### [Data entries]

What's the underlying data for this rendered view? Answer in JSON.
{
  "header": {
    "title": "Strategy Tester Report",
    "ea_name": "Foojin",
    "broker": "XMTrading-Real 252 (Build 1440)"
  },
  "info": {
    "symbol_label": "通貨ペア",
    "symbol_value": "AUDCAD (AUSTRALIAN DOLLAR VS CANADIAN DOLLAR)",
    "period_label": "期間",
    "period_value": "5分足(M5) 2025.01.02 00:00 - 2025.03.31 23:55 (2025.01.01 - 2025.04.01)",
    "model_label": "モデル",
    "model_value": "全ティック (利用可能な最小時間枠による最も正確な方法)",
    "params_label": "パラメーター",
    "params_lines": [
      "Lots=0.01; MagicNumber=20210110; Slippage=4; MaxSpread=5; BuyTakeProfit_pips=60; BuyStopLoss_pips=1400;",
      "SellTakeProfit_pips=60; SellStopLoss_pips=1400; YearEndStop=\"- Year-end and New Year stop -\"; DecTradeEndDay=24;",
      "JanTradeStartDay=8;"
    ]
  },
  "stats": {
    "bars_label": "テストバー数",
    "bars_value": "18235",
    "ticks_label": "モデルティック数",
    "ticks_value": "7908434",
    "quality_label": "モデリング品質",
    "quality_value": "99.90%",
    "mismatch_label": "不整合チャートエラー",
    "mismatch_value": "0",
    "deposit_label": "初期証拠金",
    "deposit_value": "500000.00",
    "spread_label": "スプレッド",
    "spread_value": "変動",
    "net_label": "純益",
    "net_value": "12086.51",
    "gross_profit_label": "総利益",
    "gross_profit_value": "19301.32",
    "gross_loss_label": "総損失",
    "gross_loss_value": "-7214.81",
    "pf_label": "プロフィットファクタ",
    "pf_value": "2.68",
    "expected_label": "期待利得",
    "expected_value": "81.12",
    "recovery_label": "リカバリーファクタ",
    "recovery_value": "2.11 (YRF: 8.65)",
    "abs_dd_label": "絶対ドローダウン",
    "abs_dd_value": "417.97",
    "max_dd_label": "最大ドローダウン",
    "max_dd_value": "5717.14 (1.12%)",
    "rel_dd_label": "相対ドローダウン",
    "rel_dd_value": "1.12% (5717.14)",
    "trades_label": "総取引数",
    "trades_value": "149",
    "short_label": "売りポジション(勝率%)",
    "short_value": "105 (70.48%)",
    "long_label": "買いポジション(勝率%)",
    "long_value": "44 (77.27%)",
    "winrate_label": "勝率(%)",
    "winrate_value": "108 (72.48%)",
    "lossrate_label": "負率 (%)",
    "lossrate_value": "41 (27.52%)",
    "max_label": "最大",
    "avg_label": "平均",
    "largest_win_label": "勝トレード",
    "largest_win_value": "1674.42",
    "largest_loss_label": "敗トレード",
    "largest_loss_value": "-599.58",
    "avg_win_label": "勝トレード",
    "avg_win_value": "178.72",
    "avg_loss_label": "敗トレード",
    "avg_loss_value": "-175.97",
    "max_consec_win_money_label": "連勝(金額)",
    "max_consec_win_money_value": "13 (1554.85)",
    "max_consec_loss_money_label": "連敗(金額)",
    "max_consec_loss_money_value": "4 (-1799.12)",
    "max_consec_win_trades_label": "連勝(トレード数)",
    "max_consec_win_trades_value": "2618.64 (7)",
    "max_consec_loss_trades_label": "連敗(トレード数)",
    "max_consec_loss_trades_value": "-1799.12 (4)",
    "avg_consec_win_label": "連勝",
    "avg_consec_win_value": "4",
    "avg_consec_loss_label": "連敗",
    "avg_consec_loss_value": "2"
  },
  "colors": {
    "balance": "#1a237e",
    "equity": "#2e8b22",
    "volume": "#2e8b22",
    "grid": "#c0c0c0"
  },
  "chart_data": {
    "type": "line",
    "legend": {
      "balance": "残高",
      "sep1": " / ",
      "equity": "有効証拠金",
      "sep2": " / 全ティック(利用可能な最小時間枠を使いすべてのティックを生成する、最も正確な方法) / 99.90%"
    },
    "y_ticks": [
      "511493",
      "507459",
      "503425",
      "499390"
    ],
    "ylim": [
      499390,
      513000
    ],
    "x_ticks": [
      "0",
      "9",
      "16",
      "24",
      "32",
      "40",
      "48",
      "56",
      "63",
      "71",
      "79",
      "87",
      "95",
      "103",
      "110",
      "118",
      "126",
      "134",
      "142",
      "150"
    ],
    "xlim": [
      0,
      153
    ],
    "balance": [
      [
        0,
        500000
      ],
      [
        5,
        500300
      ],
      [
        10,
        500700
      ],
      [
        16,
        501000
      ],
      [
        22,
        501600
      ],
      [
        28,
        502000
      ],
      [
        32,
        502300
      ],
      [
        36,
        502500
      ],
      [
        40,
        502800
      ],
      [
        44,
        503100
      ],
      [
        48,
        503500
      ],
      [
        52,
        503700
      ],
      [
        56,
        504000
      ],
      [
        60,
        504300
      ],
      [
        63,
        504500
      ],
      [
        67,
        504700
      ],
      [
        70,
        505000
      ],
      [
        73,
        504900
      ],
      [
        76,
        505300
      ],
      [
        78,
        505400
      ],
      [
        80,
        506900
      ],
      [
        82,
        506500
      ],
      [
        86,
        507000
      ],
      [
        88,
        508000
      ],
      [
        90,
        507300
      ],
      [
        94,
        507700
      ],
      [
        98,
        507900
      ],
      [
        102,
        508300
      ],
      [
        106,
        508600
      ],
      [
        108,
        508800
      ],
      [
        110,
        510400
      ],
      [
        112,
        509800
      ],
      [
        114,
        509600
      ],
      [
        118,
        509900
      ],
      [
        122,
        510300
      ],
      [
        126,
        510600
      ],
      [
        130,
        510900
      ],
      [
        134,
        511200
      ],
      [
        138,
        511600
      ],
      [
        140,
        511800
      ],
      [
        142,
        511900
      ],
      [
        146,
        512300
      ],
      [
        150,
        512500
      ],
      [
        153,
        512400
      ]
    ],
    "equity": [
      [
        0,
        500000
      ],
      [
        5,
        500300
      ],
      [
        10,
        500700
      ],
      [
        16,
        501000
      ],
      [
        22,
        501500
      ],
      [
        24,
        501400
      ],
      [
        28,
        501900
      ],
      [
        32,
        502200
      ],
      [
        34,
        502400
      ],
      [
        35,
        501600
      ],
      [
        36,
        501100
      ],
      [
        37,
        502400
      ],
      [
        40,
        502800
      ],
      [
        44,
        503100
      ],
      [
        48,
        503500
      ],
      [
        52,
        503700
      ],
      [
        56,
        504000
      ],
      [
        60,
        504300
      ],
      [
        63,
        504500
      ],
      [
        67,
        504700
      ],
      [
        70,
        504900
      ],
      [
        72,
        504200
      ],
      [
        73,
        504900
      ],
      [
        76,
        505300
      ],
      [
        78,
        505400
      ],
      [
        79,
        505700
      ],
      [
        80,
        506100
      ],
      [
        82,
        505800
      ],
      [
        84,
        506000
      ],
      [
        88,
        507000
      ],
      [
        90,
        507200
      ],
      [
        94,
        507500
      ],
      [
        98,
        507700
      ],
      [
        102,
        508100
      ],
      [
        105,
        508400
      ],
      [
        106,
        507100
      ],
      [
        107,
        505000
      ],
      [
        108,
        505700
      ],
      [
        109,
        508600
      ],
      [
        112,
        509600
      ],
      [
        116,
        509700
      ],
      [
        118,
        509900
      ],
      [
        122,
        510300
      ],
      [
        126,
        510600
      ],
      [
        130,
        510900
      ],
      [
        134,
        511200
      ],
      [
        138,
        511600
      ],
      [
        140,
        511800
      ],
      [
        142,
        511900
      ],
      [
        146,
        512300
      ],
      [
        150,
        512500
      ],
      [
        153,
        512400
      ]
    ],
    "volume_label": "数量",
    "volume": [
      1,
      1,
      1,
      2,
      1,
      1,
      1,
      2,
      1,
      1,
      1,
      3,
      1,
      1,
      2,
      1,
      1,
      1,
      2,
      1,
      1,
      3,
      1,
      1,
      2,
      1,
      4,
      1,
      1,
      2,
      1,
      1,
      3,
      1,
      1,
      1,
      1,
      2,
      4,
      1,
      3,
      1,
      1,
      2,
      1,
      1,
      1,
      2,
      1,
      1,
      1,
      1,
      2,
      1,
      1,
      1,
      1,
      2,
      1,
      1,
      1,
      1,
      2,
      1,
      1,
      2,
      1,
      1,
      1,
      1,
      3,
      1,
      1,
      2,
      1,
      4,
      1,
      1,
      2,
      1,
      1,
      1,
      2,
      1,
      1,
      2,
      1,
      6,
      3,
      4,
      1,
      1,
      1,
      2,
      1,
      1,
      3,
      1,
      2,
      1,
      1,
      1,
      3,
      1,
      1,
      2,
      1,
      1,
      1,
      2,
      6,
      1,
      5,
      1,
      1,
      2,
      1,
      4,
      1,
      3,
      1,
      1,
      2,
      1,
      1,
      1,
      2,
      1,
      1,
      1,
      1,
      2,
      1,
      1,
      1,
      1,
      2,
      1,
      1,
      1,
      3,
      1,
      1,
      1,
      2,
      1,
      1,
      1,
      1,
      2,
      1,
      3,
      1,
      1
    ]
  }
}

### [Your task]
Where a line in the material above holds "敗トレード", copy that line.

### [Final result]
    "largest_loss_label": "敗トレード",
    "avg_loss_label": "敗トレード",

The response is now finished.